Figure collection entries:
##########

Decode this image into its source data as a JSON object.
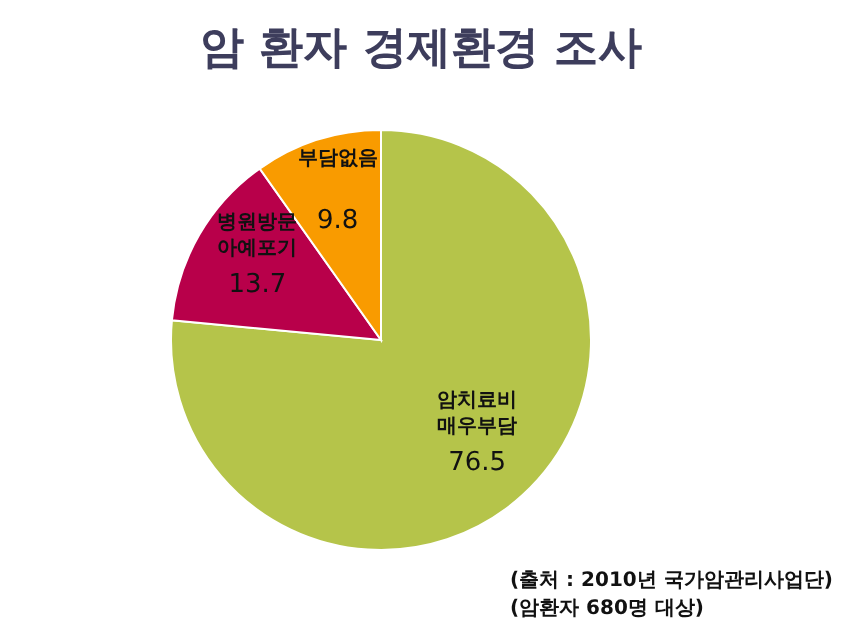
{
  "chart_data": {
    "type": "pie",
    "title": "암 환자 경제환경 조사",
    "categories": [
      "암치료비 매우부담",
      "병원방문 아예포기",
      "부담없음"
    ],
    "values": [
      76.5,
      13.7,
      9.8
    ],
    "colors": [
      "#b5c44a",
      "#b8004a",
      "#f99b00"
    ],
    "data_labels": true,
    "annotations": [
      "(출처 : 2010년 국가암관리사업단)",
      "(암환자 680명 대상)"
    ]
  }
}
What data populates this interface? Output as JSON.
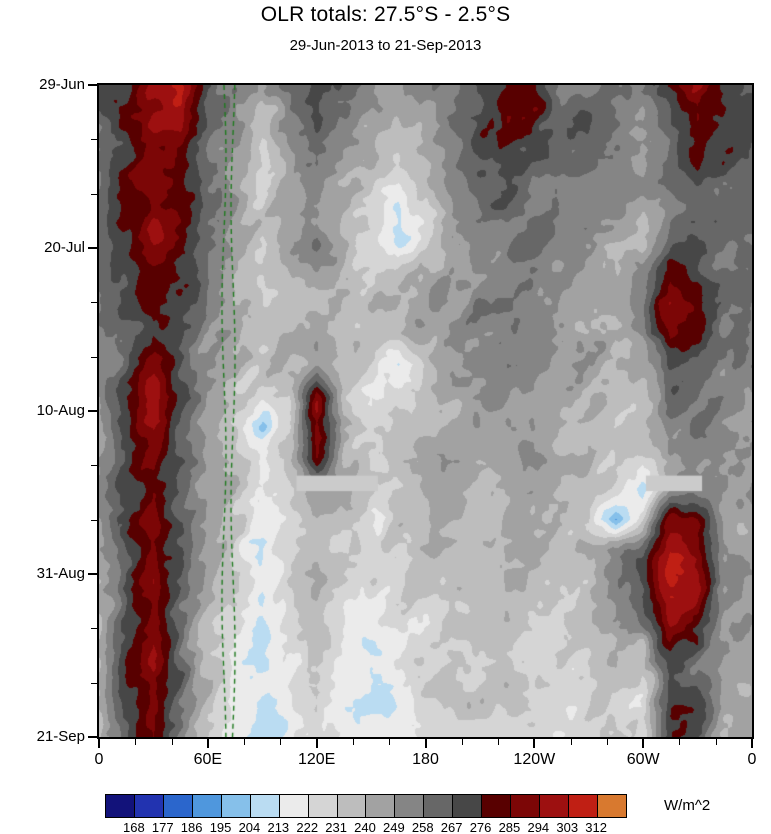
{
  "chart": {
    "title": "OLR totals: 27.5°S - 2.5°S",
    "subtitle": "29-Jun-2013 to 21-Sep-2013",
    "colorbar": {
      "units": "W/m^2"
    }
  },
  "chart_data": {
    "type": "heatmap",
    "title": "OLR totals: 27.5°S - 2.5°S",
    "subtitle": "29-Jun-2013 to 21-Sep-2013",
    "x_axis": {
      "range_deg_lon": [
        0,
        360
      ],
      "ticks": [
        {
          "v": 0,
          "label": "0"
        },
        {
          "v": 60,
          "label": "60E"
        },
        {
          "v": 120,
          "label": "120E"
        },
        {
          "v": 180,
          "label": "180"
        },
        {
          "v": 240,
          "label": "120W"
        },
        {
          "v": 300,
          "label": "60W"
        },
        {
          "v": 360,
          "label": "0"
        }
      ],
      "minor_step": 20
    },
    "y_axis": {
      "range_days": [
        0,
        84
      ],
      "direction": "time-increases-downward",
      "ticks": [
        {
          "v": 0,
          "label": "29-Jun"
        },
        {
          "v": 21,
          "label": "20-Jul"
        },
        {
          "v": 42,
          "label": "10-Aug"
        },
        {
          "v": 63,
          "label": "31-Aug"
        },
        {
          "v": 84,
          "label": "21-Sep"
        }
      ],
      "minor_step": 7
    },
    "colorbar": {
      "units": "W/m^2",
      "levels": [
        168,
        177,
        186,
        195,
        204,
        213,
        222,
        231,
        240,
        249,
        258,
        267,
        276,
        285,
        294,
        303,
        312
      ],
      "colors": [
        "#12127a",
        "#2233b0",
        "#2b66cc",
        "#4f97dd",
        "#86c0ea",
        "#badcf2",
        "#ebebeb",
        "#d5d5d5",
        "#bdbdbd",
        "#a2a2a2",
        "#858585",
        "#676767",
        "#474747",
        "#580000",
        "#7c0606",
        "#9d1010",
        "#c01f14",
        "#d8792f"
      ]
    },
    "field": {
      "units": "W/m^2",
      "lon_step": 15,
      "day_step": 4,
      "values": [
        [
          266,
          274,
          290,
          296,
          268,
          256,
          246,
          260,
          266,
          258,
          250,
          246,
          252,
          260,
          270,
          288,
          290,
          268,
          262,
          258,
          252,
          270,
          294,
          280,
          266
        ],
        [
          264,
          278,
          296,
          300,
          266,
          250,
          234,
          246,
          262,
          254,
          246,
          240,
          248,
          258,
          268,
          284,
          282,
          264,
          260,
          254,
          248,
          264,
          288,
          274,
          264
        ],
        [
          262,
          272,
          288,
          290,
          264,
          248,
          228,
          244,
          260,
          250,
          242,
          232,
          240,
          252,
          264,
          274,
          272,
          262,
          258,
          252,
          246,
          260,
          280,
          270,
          262
        ],
        [
          260,
          282,
          294,
          284,
          260,
          246,
          232,
          246,
          256,
          244,
          234,
          224,
          236,
          250,
          262,
          268,
          264,
          258,
          254,
          250,
          244,
          258,
          274,
          267,
          260
        ],
        [
          259,
          276,
          290,
          280,
          257,
          248,
          238,
          248,
          254,
          240,
          228,
          206,
          222,
          248,
          260,
          264,
          262,
          256,
          252,
          247,
          240,
          254,
          270,
          264,
          259
        ],
        [
          258,
          272,
          287,
          277,
          255,
          246,
          236,
          244,
          252,
          238,
          222,
          210,
          226,
          246,
          258,
          262,
          260,
          254,
          250,
          244,
          242,
          262,
          268,
          262,
          258
        ],
        [
          257,
          268,
          280,
          272,
          253,
          244,
          232,
          242,
          250,
          236,
          230,
          232,
          238,
          248,
          255,
          260,
          258,
          252,
          248,
          242,
          250,
          278,
          274,
          260,
          257
        ],
        [
          256,
          270,
          287,
          274,
          252,
          242,
          228,
          238,
          246,
          240,
          244,
          242,
          244,
          250,
          254,
          258,
          256,
          250,
          246,
          240,
          250,
          292,
          287,
          258,
          256
        ],
        [
          254,
          266,
          282,
          270,
          250,
          242,
          230,
          240,
          248,
          236,
          232,
          236,
          240,
          248,
          252,
          256,
          254,
          248,
          244,
          238,
          247,
          294,
          282,
          256,
          254
        ],
        [
          254,
          268,
          284,
          267,
          248,
          240,
          228,
          238,
          246,
          232,
          224,
          204,
          232,
          246,
          250,
          254,
          252,
          246,
          242,
          236,
          242,
          274,
          267,
          254,
          254
        ],
        [
          252,
          274,
          296,
          272,
          247,
          238,
          226,
          236,
          288,
          234,
          222,
          228,
          236,
          244,
          248,
          252,
          250,
          244,
          240,
          234,
          240,
          264,
          260,
          252,
          252
        ],
        [
          250,
          272,
          293,
          270,
          246,
          236,
          210,
          232,
          294,
          238,
          226,
          232,
          238,
          242,
          246,
          250,
          248,
          242,
          238,
          232,
          234,
          257,
          254,
          250,
          250
        ],
        [
          249,
          270,
          289,
          267,
          244,
          234,
          222,
          234,
          284,
          240,
          229,
          234,
          240,
          242,
          244,
          248,
          246,
          240,
          236,
          230,
          230,
          252,
          250,
          248,
          249
        ],
        [
          248,
          272,
          287,
          264,
          242,
          232,
          224,
          234,
          248,
          238,
          231,
          235,
          240,
          240,
          242,
          246,
          244,
          238,
          234,
          228,
          207,
          247,
          248,
          247,
          248
        ],
        [
          247,
          274,
          291,
          264,
          242,
          230,
          219,
          232,
          244,
          236,
          229,
          233,
          238,
          240,
          242,
          244,
          242,
          236,
          232,
          197,
          234,
          290,
          287,
          248,
          247
        ],
        [
          246,
          270,
          289,
          262,
          240,
          228,
          216,
          230,
          242,
          232,
          226,
          230,
          236,
          238,
          240,
          242,
          240,
          234,
          240,
          252,
          262,
          300,
          294,
          252,
          246
        ],
        [
          246,
          267,
          286,
          260,
          240,
          227,
          218,
          230,
          240,
          229,
          222,
          228,
          234,
          236,
          238,
          240,
          238,
          232,
          237,
          250,
          267,
          302,
          297,
          254,
          246
        ],
        [
          245,
          270,
          286,
          258,
          238,
          225,
          216,
          228,
          238,
          226,
          219,
          226,
          232,
          234,
          236,
          238,
          236,
          230,
          234,
          247,
          260,
          297,
          292,
          252,
          245
        ],
        [
          244,
          274,
          293,
          262,
          237,
          223,
          218,
          226,
          236,
          224,
          218,
          224,
          230,
          232,
          234,
          236,
          234,
          228,
          230,
          240,
          237,
          284,
          277,
          250,
          244
        ],
        [
          244,
          277,
          296,
          264,
          236,
          221,
          218,
          224,
          234,
          222,
          216,
          222,
          228,
          230,
          232,
          234,
          232,
          226,
          228,
          236,
          230,
          270,
          264,
          248,
          244
        ],
        [
          243,
          274,
          291,
          260,
          235,
          219,
          217,
          222,
          232,
          220,
          216,
          220,
          226,
          228,
          230,
          232,
          230,
          224,
          226,
          232,
          227,
          280,
          274,
          247,
          243
        ],
        [
          242,
          270,
          287,
          257,
          234,
          218,
          216,
          220,
          230,
          219,
          215,
          218,
          224,
          226,
          228,
          230,
          228,
          222,
          224,
          230,
          224,
          272,
          267,
          244,
          242
        ]
      ]
    },
    "overlays": {
      "green_dashed_lines_lon_e": [
        69,
        74
      ],
      "missing_data_bars": [
        {
          "lon_min": 109,
          "lon_max": 154,
          "day_min": 50.4,
          "day_max": 52.4
        },
        {
          "lon_min": 302,
          "lon_max": 333,
          "day_min": 50.4,
          "day_max": 52.4
        }
      ]
    }
  }
}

##########

* _TASK BRIEF_:
Find every line of the data that holds the string "this", then say how many there are and nothing else.

* _WORKED SOLUTION_:
2